* [EXERCISE AIM] Extract all lines in the data that contain the word "JSON".

* [RECORD EXCERPTS]
━━━━━━━━━━

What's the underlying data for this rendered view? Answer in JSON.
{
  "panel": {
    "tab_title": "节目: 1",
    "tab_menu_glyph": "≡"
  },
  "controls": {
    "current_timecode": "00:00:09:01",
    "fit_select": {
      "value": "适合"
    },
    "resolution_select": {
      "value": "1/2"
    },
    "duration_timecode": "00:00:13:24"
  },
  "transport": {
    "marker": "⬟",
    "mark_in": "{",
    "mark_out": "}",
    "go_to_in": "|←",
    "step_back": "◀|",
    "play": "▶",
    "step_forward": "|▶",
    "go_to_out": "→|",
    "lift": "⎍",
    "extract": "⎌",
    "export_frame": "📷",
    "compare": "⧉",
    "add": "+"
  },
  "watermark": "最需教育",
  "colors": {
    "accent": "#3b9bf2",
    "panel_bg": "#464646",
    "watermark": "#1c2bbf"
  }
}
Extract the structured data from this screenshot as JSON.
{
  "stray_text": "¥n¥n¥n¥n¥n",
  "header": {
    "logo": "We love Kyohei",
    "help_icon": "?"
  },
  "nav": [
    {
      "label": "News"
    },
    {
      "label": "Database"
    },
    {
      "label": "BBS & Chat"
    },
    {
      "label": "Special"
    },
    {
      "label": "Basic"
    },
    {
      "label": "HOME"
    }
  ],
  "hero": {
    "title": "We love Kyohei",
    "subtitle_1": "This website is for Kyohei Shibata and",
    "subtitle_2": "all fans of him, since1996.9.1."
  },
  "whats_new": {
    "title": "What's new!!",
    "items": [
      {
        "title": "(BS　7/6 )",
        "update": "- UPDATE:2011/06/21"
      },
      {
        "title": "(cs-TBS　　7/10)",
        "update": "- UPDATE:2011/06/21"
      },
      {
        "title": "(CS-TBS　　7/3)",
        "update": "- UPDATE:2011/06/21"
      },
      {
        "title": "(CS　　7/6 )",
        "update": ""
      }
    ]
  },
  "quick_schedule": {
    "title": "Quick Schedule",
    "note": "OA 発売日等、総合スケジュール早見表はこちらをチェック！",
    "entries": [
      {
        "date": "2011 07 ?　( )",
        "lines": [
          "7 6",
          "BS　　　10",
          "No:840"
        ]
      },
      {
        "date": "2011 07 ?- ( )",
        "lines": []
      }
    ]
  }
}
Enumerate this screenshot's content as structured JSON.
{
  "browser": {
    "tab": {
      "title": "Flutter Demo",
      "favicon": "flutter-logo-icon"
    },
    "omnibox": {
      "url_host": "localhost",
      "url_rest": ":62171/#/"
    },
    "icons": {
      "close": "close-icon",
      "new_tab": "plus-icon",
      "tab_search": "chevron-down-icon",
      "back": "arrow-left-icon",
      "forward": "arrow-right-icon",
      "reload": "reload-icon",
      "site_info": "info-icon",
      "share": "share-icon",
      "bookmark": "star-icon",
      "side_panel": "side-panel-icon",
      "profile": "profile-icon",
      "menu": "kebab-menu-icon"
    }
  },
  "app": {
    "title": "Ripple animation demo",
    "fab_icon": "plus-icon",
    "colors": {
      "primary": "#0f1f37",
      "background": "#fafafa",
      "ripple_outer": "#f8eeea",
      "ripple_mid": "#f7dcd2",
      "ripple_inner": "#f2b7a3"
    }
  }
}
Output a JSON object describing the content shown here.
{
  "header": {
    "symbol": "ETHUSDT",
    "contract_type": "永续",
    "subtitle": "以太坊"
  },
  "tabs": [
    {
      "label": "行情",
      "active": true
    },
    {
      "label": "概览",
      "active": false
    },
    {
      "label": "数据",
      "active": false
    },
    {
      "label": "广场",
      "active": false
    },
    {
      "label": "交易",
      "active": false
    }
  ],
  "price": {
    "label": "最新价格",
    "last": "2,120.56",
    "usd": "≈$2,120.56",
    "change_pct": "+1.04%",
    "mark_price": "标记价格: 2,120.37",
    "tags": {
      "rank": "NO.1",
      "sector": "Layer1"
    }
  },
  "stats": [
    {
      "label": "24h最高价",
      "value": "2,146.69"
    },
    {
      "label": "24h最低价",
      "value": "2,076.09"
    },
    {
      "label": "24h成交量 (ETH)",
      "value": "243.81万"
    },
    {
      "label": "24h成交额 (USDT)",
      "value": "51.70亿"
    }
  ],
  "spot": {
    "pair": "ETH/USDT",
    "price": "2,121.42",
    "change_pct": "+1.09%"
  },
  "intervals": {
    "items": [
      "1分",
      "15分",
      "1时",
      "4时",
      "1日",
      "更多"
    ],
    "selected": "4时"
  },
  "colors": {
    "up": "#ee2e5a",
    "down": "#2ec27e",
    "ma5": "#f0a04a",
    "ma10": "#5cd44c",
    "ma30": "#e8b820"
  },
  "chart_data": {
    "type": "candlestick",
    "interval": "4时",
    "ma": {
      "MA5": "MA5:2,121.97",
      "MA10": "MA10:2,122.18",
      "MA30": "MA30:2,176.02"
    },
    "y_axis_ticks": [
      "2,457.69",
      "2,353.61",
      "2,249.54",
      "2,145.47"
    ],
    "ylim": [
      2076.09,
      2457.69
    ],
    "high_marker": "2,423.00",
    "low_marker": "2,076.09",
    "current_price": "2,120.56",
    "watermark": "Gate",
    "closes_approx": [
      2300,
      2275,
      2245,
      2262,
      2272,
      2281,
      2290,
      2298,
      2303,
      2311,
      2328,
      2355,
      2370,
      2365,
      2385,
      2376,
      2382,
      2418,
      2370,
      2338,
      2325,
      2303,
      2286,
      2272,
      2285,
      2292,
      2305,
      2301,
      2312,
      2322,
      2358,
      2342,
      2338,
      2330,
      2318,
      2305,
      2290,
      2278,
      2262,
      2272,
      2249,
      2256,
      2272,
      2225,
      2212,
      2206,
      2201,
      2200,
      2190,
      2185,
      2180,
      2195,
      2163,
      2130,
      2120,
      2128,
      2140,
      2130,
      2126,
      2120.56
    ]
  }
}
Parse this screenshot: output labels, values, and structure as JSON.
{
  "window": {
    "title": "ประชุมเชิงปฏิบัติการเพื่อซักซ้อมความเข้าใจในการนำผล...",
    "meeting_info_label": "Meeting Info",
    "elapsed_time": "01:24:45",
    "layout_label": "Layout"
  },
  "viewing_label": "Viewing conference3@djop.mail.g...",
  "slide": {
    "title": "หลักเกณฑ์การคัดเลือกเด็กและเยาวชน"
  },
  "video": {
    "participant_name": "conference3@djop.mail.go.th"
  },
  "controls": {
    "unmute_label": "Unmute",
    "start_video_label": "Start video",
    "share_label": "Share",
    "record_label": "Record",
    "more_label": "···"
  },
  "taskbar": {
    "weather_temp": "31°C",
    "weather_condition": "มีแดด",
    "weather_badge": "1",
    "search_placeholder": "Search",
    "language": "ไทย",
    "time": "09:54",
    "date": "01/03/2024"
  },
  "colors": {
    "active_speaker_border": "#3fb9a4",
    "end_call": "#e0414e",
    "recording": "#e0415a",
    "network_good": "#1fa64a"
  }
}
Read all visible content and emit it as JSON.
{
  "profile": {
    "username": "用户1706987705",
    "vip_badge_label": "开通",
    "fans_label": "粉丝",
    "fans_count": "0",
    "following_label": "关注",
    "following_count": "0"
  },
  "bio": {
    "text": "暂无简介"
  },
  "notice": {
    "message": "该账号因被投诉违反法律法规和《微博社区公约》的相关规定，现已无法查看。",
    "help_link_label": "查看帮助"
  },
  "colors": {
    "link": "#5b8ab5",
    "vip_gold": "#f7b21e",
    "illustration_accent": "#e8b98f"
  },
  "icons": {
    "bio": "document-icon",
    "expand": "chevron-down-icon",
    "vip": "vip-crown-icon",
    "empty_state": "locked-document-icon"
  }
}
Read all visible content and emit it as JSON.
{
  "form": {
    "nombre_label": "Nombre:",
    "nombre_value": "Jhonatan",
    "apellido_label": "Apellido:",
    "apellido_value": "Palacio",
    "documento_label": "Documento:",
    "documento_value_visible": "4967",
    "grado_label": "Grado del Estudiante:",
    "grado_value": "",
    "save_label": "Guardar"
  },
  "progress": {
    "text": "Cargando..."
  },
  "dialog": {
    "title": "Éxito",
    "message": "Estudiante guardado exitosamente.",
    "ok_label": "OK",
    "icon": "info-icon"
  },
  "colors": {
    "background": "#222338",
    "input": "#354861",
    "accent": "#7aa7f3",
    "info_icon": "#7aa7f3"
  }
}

━━━━━━━━━━

* [OUTPUT FOR THIS EXERCISE]
What's the underlying data for this rendered view? Answer in JSON.
Extract the structured data from this screenshot as JSON.
Enumerate this screenshot's content as structured JSON.
Output a JSON object describing the content shown here.
Parse this screenshot: output labels, values, and structure as JSON.
Read all visible content and emit it as JSON.
Read all visible content and emit it as JSON.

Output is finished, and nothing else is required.